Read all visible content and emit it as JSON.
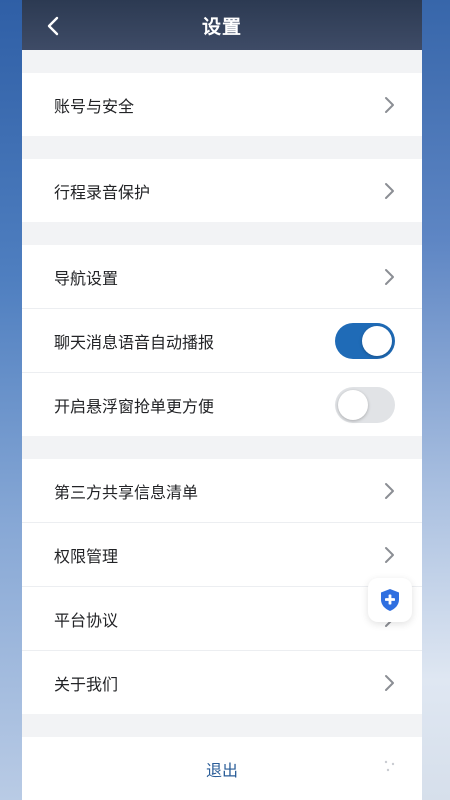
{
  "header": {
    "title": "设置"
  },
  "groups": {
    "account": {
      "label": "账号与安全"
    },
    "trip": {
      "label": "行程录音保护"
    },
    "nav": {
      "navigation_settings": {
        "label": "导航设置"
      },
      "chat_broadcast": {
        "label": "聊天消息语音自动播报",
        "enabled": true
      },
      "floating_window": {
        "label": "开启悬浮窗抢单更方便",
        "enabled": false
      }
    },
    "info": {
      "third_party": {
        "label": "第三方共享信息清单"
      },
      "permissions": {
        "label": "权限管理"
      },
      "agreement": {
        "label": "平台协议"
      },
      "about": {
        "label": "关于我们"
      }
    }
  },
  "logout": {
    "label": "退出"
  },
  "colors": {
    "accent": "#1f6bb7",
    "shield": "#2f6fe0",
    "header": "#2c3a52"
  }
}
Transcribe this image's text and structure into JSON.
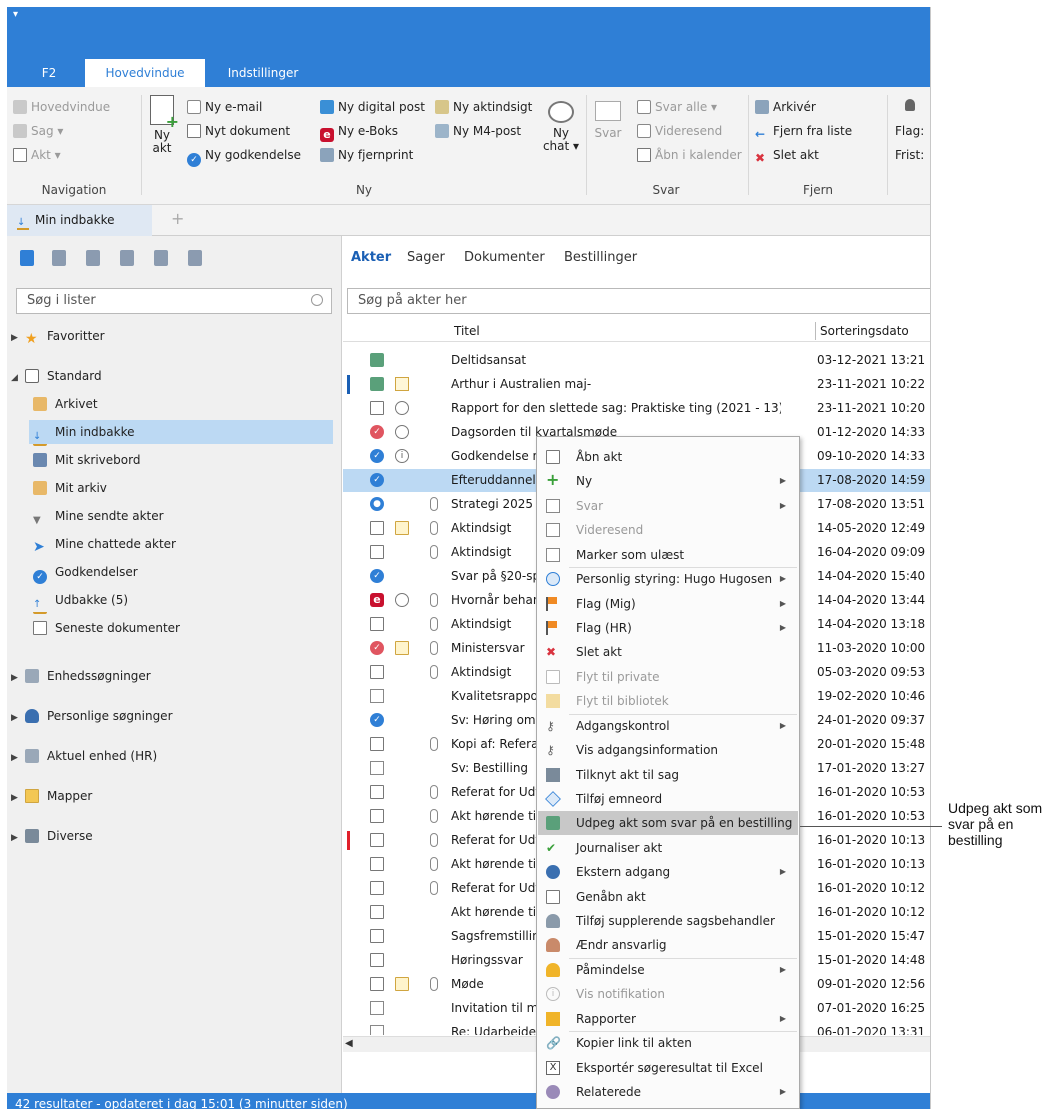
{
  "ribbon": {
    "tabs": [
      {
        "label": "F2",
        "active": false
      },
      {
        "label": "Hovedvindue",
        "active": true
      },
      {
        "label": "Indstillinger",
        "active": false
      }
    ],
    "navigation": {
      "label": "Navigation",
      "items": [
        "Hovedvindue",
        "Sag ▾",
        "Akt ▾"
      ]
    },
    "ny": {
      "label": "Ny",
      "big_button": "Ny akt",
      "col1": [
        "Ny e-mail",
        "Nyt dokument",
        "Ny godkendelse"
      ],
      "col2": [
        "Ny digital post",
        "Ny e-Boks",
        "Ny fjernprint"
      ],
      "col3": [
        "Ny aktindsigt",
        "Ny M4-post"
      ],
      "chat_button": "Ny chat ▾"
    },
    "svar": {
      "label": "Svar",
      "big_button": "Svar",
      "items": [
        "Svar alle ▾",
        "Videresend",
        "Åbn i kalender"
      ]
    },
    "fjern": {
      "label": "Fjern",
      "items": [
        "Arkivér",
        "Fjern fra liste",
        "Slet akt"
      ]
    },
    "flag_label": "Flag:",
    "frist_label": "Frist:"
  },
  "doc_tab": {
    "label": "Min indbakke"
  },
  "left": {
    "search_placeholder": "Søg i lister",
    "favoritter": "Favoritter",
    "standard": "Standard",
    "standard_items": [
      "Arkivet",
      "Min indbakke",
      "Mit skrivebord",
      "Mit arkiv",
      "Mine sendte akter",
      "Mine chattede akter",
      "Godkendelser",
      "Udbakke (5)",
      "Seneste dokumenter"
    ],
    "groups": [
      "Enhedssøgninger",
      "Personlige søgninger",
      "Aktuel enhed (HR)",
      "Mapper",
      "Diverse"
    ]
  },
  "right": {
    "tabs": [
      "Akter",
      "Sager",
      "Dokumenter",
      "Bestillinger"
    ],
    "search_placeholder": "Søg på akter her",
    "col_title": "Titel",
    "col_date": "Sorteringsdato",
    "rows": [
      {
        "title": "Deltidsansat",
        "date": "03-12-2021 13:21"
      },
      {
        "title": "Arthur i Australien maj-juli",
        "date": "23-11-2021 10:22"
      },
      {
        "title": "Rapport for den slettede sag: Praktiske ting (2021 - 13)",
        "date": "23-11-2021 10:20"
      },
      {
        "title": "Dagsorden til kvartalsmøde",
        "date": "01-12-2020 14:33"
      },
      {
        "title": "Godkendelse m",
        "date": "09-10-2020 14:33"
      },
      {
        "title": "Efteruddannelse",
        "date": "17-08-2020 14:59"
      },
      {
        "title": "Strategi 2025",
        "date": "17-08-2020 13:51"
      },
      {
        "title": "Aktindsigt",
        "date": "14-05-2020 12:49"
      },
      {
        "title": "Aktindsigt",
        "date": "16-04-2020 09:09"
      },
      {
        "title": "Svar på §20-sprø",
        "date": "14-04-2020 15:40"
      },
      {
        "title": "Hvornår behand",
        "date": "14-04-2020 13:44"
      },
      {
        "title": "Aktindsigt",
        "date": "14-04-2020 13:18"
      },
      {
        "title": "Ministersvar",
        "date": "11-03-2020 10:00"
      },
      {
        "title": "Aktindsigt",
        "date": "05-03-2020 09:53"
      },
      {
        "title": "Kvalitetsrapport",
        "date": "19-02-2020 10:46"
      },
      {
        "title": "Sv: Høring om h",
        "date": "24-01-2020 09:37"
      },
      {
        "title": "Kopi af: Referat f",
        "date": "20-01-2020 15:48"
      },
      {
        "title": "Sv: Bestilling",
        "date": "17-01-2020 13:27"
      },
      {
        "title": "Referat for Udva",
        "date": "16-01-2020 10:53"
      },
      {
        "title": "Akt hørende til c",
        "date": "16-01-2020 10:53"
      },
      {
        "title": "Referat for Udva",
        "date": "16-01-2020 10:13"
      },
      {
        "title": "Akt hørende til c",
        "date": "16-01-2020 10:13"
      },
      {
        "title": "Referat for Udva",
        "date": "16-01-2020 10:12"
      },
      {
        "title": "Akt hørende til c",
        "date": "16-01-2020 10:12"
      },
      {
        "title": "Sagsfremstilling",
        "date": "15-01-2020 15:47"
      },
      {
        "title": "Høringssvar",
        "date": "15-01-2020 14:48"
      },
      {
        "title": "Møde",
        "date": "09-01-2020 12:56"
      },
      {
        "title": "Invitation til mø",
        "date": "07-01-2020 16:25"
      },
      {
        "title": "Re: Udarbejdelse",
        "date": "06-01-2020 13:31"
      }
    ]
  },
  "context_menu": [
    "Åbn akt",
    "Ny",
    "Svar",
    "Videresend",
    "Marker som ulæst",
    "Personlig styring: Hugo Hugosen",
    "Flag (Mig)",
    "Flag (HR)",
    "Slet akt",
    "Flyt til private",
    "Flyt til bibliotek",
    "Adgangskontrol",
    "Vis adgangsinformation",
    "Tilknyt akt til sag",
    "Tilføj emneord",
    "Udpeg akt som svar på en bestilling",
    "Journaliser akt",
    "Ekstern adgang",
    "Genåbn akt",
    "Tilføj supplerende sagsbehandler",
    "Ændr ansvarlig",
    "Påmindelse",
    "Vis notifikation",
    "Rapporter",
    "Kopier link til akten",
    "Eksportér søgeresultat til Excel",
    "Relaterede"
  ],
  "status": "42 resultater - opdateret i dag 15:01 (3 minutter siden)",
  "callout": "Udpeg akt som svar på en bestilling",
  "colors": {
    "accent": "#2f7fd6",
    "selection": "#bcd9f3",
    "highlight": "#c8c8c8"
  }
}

__Instruction__
Pull out every line in the data above that has the word "Flyt".

__Exercise result__
    "Flyt til private",
    "Flyt til bibliotek",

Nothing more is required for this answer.